__WORK TO DO__
Return the lines beginning at the one that contains "Read out every word on this page." and continuing to the end of the entries, including both ends, exactly as written and nothing else.
*-*-*
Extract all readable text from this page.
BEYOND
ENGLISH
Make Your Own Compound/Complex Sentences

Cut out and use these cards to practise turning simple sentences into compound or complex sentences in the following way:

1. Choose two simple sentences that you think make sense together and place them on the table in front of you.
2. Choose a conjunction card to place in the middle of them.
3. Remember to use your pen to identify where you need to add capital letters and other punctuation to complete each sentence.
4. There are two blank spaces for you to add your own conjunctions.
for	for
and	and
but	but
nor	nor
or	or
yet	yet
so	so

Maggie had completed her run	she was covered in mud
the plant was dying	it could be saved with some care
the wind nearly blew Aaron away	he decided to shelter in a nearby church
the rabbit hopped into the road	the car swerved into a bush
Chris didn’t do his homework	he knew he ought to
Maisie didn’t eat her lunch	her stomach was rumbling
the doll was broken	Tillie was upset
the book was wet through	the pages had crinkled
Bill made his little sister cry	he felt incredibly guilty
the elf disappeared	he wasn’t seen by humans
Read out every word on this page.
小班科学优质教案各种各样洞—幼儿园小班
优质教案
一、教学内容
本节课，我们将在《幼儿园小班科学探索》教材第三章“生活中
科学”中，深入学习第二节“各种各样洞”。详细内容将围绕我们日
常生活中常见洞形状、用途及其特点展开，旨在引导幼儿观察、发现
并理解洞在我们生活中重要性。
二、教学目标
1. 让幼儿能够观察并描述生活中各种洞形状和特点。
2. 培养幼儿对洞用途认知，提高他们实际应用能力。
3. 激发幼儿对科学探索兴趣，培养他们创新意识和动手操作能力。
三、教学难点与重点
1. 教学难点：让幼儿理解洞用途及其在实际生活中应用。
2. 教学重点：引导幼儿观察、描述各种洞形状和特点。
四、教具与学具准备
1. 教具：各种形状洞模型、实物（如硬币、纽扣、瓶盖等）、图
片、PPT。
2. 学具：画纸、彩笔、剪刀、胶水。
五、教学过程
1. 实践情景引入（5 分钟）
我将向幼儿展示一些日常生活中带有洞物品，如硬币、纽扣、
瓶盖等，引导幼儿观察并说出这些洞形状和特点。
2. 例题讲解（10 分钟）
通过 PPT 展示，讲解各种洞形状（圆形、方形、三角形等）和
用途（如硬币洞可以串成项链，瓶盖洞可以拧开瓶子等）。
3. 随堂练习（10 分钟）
*-*-*
__ANSWER FOR THIS EXERCISE__
Read out every word on this page.
小班科学优质教案各种各样洞—幼儿园小班
优质教案
一、教学内容
本节课，我们将在《幼儿园小班科学探索》教材第三章“生活中
科学”中，深入学习第二节“各种各样洞”。详细内容将围绕我们日
常生活中常见洞形状、用途及其特点展开，旨在引导幼儿观察、发现
并理解洞在我们生活中重要性。
二、教学目标
1. 让幼儿能够观察并描述生活中各种洞形状和特点。
2. 培养幼儿对洞用途认知，提高他们实际应用能力。
3. 激发幼儿对科学探索兴趣，培养他们创新意识和动手操作能力。
三、教学难点与重点
1. 教学难点：让幼儿理解洞用途及其在实际生活中应用。
2. 教学重点：引导幼儿观察、描述各种洞形状和特点。
四、教具与学具准备
1. 教具：各种形状洞模型、实物（如硬币、纽扣、瓶盖等）、图
片、PPT。
2. 学具：画纸、彩笔、剪刀、胶水。
五、教学过程
1. 实践情景引入（5 分钟）
我将向幼儿展示一些日常生活中带有洞物品，如硬币、纽扣、
瓶盖等，引导幼儿观察并说出这些洞形状和特点。
2. 例题讲解（10 分钟）
通过 PPT 展示，讲解各种洞形状（圆形、方形、三角形等）和
用途（如硬币洞可以串成项链，瓶盖洞可以拧开瓶子等）。
3. 随堂练习（10 分钟）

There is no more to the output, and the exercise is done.